[Extracts from a graphics dataset]
-=-=-=-=-
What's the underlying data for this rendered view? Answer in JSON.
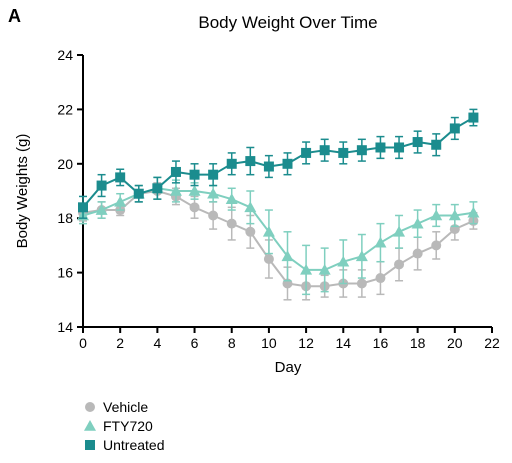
{
  "panel_letter": "A",
  "chart_data": {
    "type": "line",
    "title": "Body Weight Over Time",
    "xlabel": "Day",
    "ylabel": "Body Weights (g)",
    "xlim": [
      0,
      22
    ],
    "ylim": [
      14,
      24
    ],
    "xticks": [
      0,
      2,
      4,
      6,
      8,
      10,
      12,
      14,
      16,
      18,
      20,
      22
    ],
    "yticks": [
      14,
      16,
      18,
      20,
      22,
      24
    ],
    "grid": false,
    "legend_position": "bottom-left",
    "x": [
      0,
      1,
      2,
      3,
      4,
      5,
      6,
      7,
      8,
      9,
      10,
      11,
      12,
      13,
      14,
      15,
      16,
      17,
      18,
      19,
      20,
      21
    ],
    "series": [
      {
        "name": "Vehicle",
        "marker": "circle",
        "color": "#b9b9b9",
        "values": [
          18.2,
          18.3,
          18.3,
          18.9,
          19.0,
          18.8,
          18.4,
          18.1,
          17.8,
          17.5,
          16.5,
          15.6,
          15.5,
          15.5,
          15.6,
          15.6,
          15.8,
          16.3,
          16.7,
          17.0,
          17.6,
          17.9
        ],
        "errors": [
          0.3,
          0.3,
          0.2,
          0.3,
          0.3,
          0.3,
          0.4,
          0.5,
          0.6,
          0.6,
          0.7,
          0.6,
          0.5,
          0.4,
          0.5,
          0.5,
          0.6,
          0.6,
          0.6,
          0.5,
          0.4,
          0.3
        ]
      },
      {
        "name": "FTY720",
        "marker": "triangle",
        "color": "#7fcfbf",
        "values": [
          18.1,
          18.3,
          18.6,
          18.9,
          19.1,
          19.0,
          19.0,
          18.9,
          18.7,
          18.4,
          17.5,
          16.6,
          16.1,
          16.1,
          16.4,
          16.6,
          17.1,
          17.5,
          17.8,
          18.1,
          18.1,
          18.2
        ],
        "errors": [
          0.3,
          0.3,
          0.3,
          0.3,
          0.4,
          0.4,
          0.3,
          0.3,
          0.4,
          0.6,
          0.8,
          0.9,
          0.9,
          0.8,
          0.8,
          0.8,
          0.7,
          0.6,
          0.5,
          0.4,
          0.4,
          0.4
        ]
      },
      {
        "name": "Untreated",
        "marker": "square",
        "color": "#1b8c8e",
        "values": [
          18.4,
          19.2,
          19.5,
          18.9,
          19.1,
          19.7,
          19.6,
          19.6,
          20.0,
          20.1,
          19.9,
          20.0,
          20.4,
          20.5,
          20.4,
          20.5,
          20.6,
          20.6,
          20.8,
          20.7,
          21.3,
          21.7
        ],
        "errors": [
          0.4,
          0.4,
          0.3,
          0.3,
          0.4,
          0.4,
          0.4,
          0.4,
          0.4,
          0.5,
          0.4,
          0.4,
          0.4,
          0.4,
          0.4,
          0.4,
          0.4,
          0.4,
          0.4,
          0.4,
          0.4,
          0.3
        ]
      }
    ]
  }
}
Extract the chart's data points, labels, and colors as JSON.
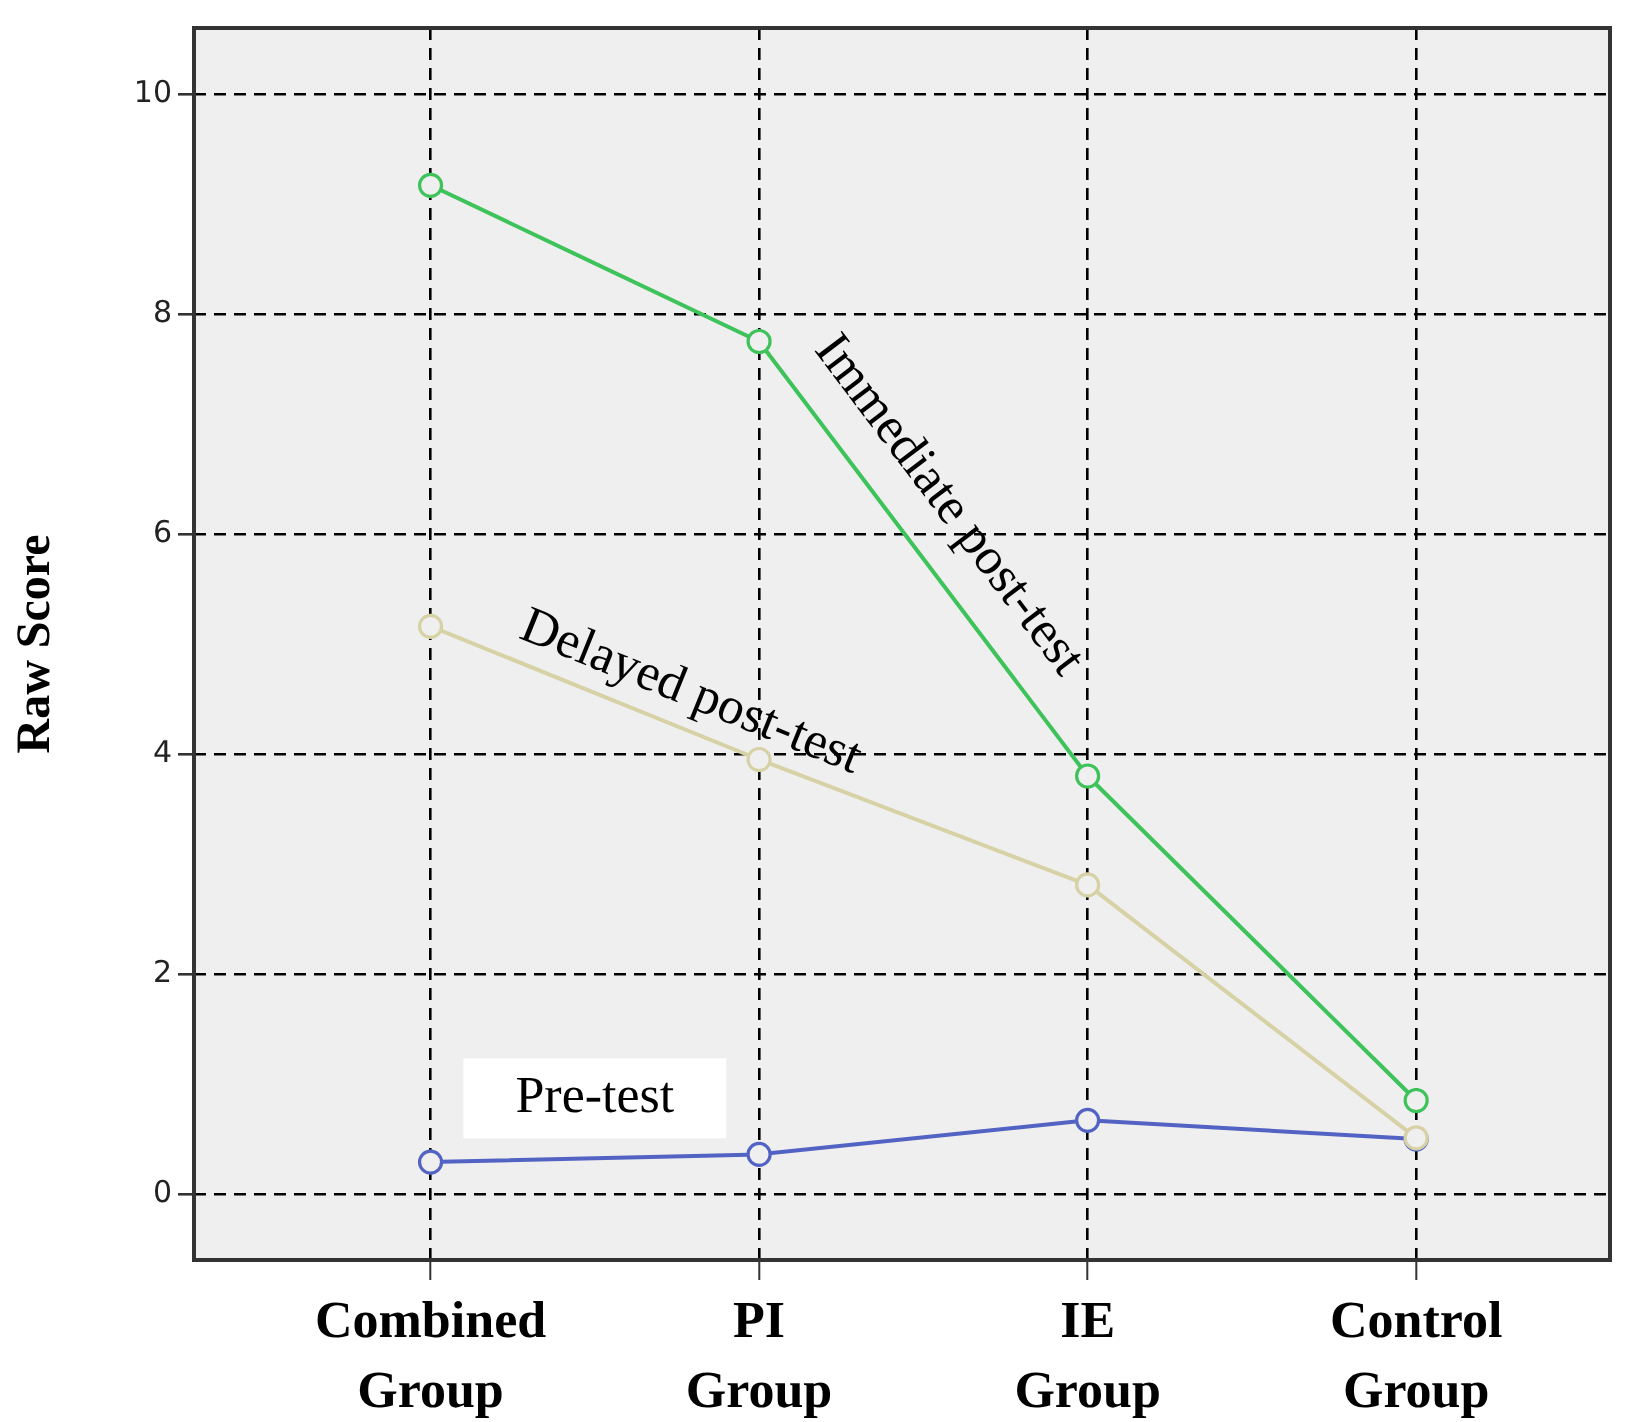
{
  "chart_data": {
    "type": "line",
    "ylabel": "Raw Score",
    "categories": [
      "Combined Group",
      "PI Group",
      "IE Group",
      "Control Group"
    ],
    "ylim": [
      -0.6,
      10.6
    ],
    "yticks": [
      0,
      2,
      4,
      6,
      8,
      10
    ],
    "grid": true,
    "legend": false,
    "marker": "circle",
    "line_style": "solid",
    "series": [
      {
        "name": "Immediate post-test",
        "color": "#3ec25a",
        "values": [
          9.17,
          7.75,
          3.8,
          0.85
        ]
      },
      {
        "name": "Delayed post-test",
        "color": "#d6d2a6",
        "values": [
          5.16,
          3.95,
          2.81,
          0.51
        ]
      },
      {
        "name": "Pre-test",
        "color": "#5263c4",
        "values": [
          0.29,
          0.36,
          0.67,
          0.5
        ]
      }
    ]
  }
}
-=-=-=-=-
◆ EXERCISE GOAL ◆
Could you repeat all of the material exactly? Pictures should not be copied.

◆ ANSWER FOR THIS EXERCISE ◆
What's the underlying data for this rendered view? Answer in JSON.
{
  "panel_letter": "A",
  "chart_data": {
    "type": "line",
    "title": "Body Weight Over Time",
    "xlabel": "Day",
    "ylabel": "Body Weights (g)",
    "xlim": [
      0,
      22
    ],
    "ylim": [
      14,
      24
    ],
    "xticks": [
      0,
      2,
      4,
      6,
      8,
      10,
      12,
      14,
      16,
      18,
      20,
      22
    ],
    "yticks": [
      14,
      16,
      18,
      20,
      22,
      24
    ],
    "grid": false,
    "legend_position": "bottom-left",
    "x": [
      0,
      1,
      2,
      3,
      4,
      5,
      6,
      7,
      8,
      9,
      10,
      11,
      12,
      13,
      14,
      15,
      16,
      17,
      18,
      19,
      20,
      21
    ],
    "series": [
      {
        "name": "Vehicle",
        "marker": "circle",
        "color": "#b9b9b9",
        "values": [
          18.2,
          18.3,
          18.3,
          18.9,
          19.0,
          18.8,
          18.4,
          18.1,
          17.8,
          17.5,
          16.5,
          15.6,
          15.5,
          15.5,
          15.6,
          15.6,
          15.8,
          16.3,
          16.7,
          17.0,
          17.6,
          17.9
        ],
        "errors": [
          0.3,
          0.3,
          0.2,
          0.3,
          0.3,
          0.3,
          0.4,
          0.5,
          0.6,
          0.6,
          0.7,
          0.6,
          0.5,
          0.4,
          0.5,
          0.5,
          0.6,
          0.6,
          0.6,
          0.5,
          0.4,
          0.3
        ]
      },
      {
        "name": "FTY720",
        "marker": "triangle",
        "color": "#7fcfbf",
        "values": [
          18.1,
          18.3,
          18.6,
          18.9,
          19.1,
          19.0,
          19.0,
          18.9,
          18.7,
          18.4,
          17.5,
          16.6,
          16.1,
          16.1,
          16.4,
          16.6,
          17.1,
          17.5,
          17.8,
          18.1,
          18.1,
          18.2
        ],
        "errors": [
          0.3,
          0.3,
          0.3,
          0.3,
          0.4,
          0.4,
          0.3,
          0.3,
          0.4,
          0.6,
          0.8,
          0.9,
          0.9,
          0.8,
          0.8,
          0.8,
          0.7,
          0.6,
          0.5,
          0.4,
          0.4,
          0.4
        ]
      },
      {
        "name": "Untreated",
        "marker": "square",
        "color": "#1b8c8e",
        "values": [
          18.4,
          19.2,
          19.5,
          18.9,
          19.1,
          19.7,
          19.6,
          19.6,
          20.0,
          20.1,
          19.9,
          20.0,
          20.4,
          20.5,
          20.4,
          20.5,
          20.6,
          20.6,
          20.8,
          20.7,
          21.3,
          21.7
        ],
        "errors": [
          0.4,
          0.4,
          0.3,
          0.3,
          0.4,
          0.4,
          0.4,
          0.4,
          0.4,
          0.5,
          0.4,
          0.4,
          0.4,
          0.4,
          0.4,
          0.4,
          0.4,
          0.4,
          0.4,
          0.4,
          0.4,
          0.3
        ]
      }
    ]
  }
}
Extract the chart's data points, labels, and colors as JSON.
{
  "chart_data": {
    "type": "line",
    "ylabel": "Raw Score",
    "categories": [
      "Combined Group",
      "PI Group",
      "IE Group",
      "Control Group"
    ],
    "ylim": [
      -0.6,
      10.6
    ],
    "yticks": [
      0,
      2,
      4,
      6,
      8,
      10
    ],
    "grid": true,
    "legend": false,
    "marker": "circle",
    "line_style": "solid",
    "series": [
      {
        "name": "Immediate post-test",
        "color": "#3ec25a",
        "values": [
          9.17,
          7.75,
          3.8,
          0.85
        ]
      },
      {
        "name": "Delayed post-test",
        "color": "#d6d2a6",
        "values": [
          5.16,
          3.95,
          2.81,
          0.51
        ]
      },
      {
        "name": "Pre-test",
        "color": "#5263c4",
        "values": [
          0.29,
          0.36,
          0.67,
          0.5
        ]
      }
    ]
  }
}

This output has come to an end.